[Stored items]
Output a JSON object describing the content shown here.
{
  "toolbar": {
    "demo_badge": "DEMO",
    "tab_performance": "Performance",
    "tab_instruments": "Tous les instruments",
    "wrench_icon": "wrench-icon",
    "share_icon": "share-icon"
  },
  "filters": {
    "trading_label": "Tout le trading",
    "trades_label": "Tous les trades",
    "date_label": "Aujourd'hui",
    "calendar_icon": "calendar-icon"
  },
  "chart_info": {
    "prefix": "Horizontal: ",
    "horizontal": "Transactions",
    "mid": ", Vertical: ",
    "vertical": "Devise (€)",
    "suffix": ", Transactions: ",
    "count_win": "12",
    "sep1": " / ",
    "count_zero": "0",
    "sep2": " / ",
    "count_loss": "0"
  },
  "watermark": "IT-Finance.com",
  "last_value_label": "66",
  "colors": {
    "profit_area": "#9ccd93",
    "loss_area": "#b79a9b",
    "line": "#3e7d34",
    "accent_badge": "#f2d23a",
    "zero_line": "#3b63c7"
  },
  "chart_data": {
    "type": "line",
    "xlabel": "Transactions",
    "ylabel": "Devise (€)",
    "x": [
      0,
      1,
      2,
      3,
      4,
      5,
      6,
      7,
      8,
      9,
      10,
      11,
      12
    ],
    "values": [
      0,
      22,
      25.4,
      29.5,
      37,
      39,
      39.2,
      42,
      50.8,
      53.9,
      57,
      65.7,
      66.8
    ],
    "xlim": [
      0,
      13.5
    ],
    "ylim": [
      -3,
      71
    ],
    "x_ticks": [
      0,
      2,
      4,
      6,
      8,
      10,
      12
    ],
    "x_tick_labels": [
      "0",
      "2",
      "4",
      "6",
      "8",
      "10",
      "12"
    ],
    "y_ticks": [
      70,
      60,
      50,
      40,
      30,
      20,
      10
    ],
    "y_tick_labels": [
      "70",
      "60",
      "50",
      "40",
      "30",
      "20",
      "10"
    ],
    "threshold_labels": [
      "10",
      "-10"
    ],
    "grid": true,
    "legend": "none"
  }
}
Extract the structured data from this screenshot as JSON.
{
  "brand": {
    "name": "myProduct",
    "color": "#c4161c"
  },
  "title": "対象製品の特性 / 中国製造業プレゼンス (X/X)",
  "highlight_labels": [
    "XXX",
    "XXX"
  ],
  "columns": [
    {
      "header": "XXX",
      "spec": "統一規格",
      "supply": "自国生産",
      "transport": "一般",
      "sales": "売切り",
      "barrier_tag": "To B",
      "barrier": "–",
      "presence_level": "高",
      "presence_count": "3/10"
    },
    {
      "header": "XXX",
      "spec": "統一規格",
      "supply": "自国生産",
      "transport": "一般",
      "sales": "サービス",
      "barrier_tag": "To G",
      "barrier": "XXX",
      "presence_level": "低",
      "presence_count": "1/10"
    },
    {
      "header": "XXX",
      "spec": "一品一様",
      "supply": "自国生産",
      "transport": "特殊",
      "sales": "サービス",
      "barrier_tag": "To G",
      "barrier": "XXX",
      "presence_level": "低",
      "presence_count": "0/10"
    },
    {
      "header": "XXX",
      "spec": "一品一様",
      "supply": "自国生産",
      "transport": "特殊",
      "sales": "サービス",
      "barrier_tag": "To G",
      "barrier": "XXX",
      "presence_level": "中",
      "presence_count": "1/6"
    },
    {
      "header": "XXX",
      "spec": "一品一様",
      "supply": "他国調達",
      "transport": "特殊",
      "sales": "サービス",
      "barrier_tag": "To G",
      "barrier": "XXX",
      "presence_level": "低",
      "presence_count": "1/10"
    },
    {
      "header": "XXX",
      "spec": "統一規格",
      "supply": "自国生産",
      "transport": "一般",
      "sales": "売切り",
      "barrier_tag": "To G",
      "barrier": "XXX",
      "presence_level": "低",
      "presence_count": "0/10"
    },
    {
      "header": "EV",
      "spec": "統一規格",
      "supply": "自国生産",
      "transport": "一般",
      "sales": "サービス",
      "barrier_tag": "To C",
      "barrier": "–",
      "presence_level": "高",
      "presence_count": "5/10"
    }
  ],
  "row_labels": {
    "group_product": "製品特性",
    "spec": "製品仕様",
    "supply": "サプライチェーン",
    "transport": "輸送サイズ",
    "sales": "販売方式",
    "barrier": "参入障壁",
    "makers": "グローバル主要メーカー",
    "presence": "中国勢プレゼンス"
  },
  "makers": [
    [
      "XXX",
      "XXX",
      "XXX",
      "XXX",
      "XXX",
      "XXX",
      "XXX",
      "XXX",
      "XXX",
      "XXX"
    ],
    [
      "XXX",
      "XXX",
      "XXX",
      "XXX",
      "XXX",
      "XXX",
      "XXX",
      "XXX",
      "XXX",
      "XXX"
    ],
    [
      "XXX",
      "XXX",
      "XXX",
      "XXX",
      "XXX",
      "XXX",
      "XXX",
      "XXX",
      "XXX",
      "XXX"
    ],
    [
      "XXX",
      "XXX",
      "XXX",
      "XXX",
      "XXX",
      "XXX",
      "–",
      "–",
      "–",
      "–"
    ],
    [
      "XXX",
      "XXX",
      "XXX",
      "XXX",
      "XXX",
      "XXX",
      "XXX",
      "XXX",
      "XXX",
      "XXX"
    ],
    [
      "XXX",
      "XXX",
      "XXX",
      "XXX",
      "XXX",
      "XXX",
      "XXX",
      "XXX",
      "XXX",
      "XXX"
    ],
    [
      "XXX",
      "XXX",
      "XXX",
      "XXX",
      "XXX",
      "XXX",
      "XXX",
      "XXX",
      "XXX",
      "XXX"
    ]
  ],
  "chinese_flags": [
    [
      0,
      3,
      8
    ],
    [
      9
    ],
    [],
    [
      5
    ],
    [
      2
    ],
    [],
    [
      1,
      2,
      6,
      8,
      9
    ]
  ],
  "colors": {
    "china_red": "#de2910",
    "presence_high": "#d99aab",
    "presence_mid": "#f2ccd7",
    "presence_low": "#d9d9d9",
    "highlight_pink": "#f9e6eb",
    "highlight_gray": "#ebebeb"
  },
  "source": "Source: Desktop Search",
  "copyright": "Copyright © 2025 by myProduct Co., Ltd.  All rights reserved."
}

*Task to carry out*
Here, the records must be output exactly and in full.

*Reply*
Output a JSON object describing the content shown here.
{
  "toolbar": {
    "demo_badge": "DEMO",
    "tab_performance": "Performance",
    "tab_instruments": "Tous les instruments",
    "wrench_icon": "wrench-icon",
    "share_icon": "share-icon"
  },
  "filters": {
    "trading_label": "Tout le trading",
    "trades_label": "Tous les trades",
    "date_label": "Aujourd'hui",
    "calendar_icon": "calendar-icon"
  },
  "chart_info": {
    "prefix": "Horizontal: ",
    "horizontal": "Transactions",
    "mid": ", Vertical: ",
    "vertical": "Devise (€)",
    "suffix": ", Transactions: ",
    "count_win": "12",
    "sep1": " / ",
    "count_zero": "0",
    "sep2": " / ",
    "count_loss": "0"
  },
  "watermark": "IT-Finance.com",
  "last_value_label": "66",
  "colors": {
    "profit_area": "#9ccd93",
    "loss_area": "#b79a9b",
    "line": "#3e7d34",
    "accent_badge": "#f2d23a",
    "zero_line": "#3b63c7"
  },
  "chart_data": {
    "type": "line",
    "xlabel": "Transactions",
    "ylabel": "Devise (€)",
    "x": [
      0,
      1,
      2,
      3,
      4,
      5,
      6,
      7,
      8,
      9,
      10,
      11,
      12
    ],
    "values": [
      0,
      22,
      25.4,
      29.5,
      37,
      39,
      39.2,
      42,
      50.8,
      53.9,
      57,
      65.7,
      66.8
    ],
    "xlim": [
      0,
      13.5
    ],
    "ylim": [
      -3,
      71
    ],
    "x_ticks": [
      0,
      2,
      4,
      6,
      8,
      10,
      12
    ],
    "x_tick_labels": [
      "0",
      "2",
      "4",
      "6",
      "8",
      "10",
      "12"
    ],
    "y_ticks": [
      70,
      60,
      50,
      40,
      30,
      20,
      10
    ],
    "y_tick_labels": [
      "70",
      "60",
      "50",
      "40",
      "30",
      "20",
      "10"
    ],
    "threshold_labels": [
      "10",
      "-10"
    ],
    "grid": true,
    "legend": "none"
  }
}
Extract the structured data from this screenshot as JSON.
{
  "brand": {
    "name": "myProduct",
    "color": "#c4161c"
  },
  "title": "対象製品の特性 / 中国製造業プレゼンス (X/X)",
  "highlight_labels": [
    "XXX",
    "XXX"
  ],
  "columns": [
    {
      "header": "XXX",
      "spec": "統一規格",
      "supply": "自国生産",
      "transport": "一般",
      "sales": "売切り",
      "barrier_tag": "To B",
      "barrier": "–",
      "presence_level": "高",
      "presence_count": "3/10"
    },
    {
      "header": "XXX",
      "spec": "統一規格",
      "supply": "自国生産",
      "transport": "一般",
      "sales": "サービス",
      "barrier_tag": "To G",
      "barrier": "XXX",
      "presence_level": "低",
      "presence_count": "1/10"
    },
    {
      "header": "XXX",
      "spec": "一品一様",
      "supply": "自国生産",
      "transport": "特殊",
      "sales": "サービス",
      "barrier_tag": "To G",
      "barrier": "XXX",
      "presence_level": "低",
      "presence_count": "0/10"
    },
    {
      "header": "XXX",
      "spec": "一品一様",
      "supply": "自国生産",
      "transport": "特殊",
      "sales": "サービス",
      "barrier_tag": "To G",
      "barrier": "XXX",
      "presence_level": "中",
      "presence_count": "1/6"
    },
    {
      "header": "XXX",
      "spec": "一品一様",
      "supply": "他国調達",
      "transport": "特殊",
      "sales": "サービス",
      "barrier_tag": "To G",
      "barrier": "XXX",
      "presence_level": "低",
      "presence_count": "1/10"
    },
    {
      "header": "XXX",
      "spec": "統一規格",
      "supply": "自国生産",
      "transport": "一般",
      "sales": "売切り",
      "barrier_tag": "To G",
      "barrier": "XXX",
      "presence_level": "低",
      "presence_count": "0/10"
    },
    {
      "header": "EV",
      "spec": "統一規格",
      "supply": "自国生産",
      "transport": "一般",
      "sales": "サービス",
      "barrier_tag": "To C",
      "barrier": "–",
      "presence_level": "高",
      "presence_count": "5/10"
    }
  ],
  "row_labels": {
    "group_product": "製品特性",
    "spec": "製品仕様",
    "supply": "サプライチェーン",
    "transport": "輸送サイズ",
    "sales": "販売方式",
    "barrier": "参入障壁",
    "makers": "グローバル主要メーカー",
    "presence": "中国勢プレゼンス"
  },
  "makers": [
    [
      "XXX",
      "XXX",
      "XXX",
      "XXX",
      "XXX",
      "XXX",
      "XXX",
      "XXX",
      "XXX",
      "XXX"
    ],
    [
      "XXX",
      "XXX",
      "XXX",
      "XXX",
      "XXX",
      "XXX",
      "XXX",
      "XXX",
      "XXX",
      "XXX"
    ],
    [
      "XXX",
      "XXX",
      "XXX",
      "XXX",
      "XXX",
      "XXX",
      "XXX",
      "XXX",
      "XXX",
      "XXX"
    ],
    [
      "XXX",
      "XXX",
      "XXX",
      "XXX",
      "XXX",
      "XXX",
      "–",
      "–",
      "–",
      "–"
    ],
    [
      "XXX",
      "XXX",
      "XXX",
      "XXX",
      "XXX",
      "XXX",
      "XXX",
      "XXX",
      "XXX",
      "XXX"
    ],
    [
      "XXX",
      "XXX",
      "XXX",
      "XXX",
      "XXX",
      "XXX",
      "XXX",
      "XXX",
      "XXX",
      "XXX"
    ],
    [
      "XXX",
      "XXX",
      "XXX",
      "XXX",
      "XXX",
      "XXX",
      "XXX",
      "XXX",
      "XXX",
      "XXX"
    ]
  ],
  "chinese_flags": [
    [
      0,
      3,
      8
    ],
    [
      9
    ],
    [],
    [
      5
    ],
    [
      2
    ],
    [],
    [
      1,
      2,
      6,
      8,
      9
    ]
  ],
  "colors": {
    "china_red": "#de2910",
    "presence_high": "#d99aab",
    "presence_mid": "#f2ccd7",
    "presence_low": "#d9d9d9",
    "highlight_pink": "#f9e6eb",
    "highlight_gray": "#ebebeb"
  },
  "source": "Source: Desktop Search",
  "copyright": "Copyright © 2025 by myProduct Co., Ltd.  All rights reserved."
}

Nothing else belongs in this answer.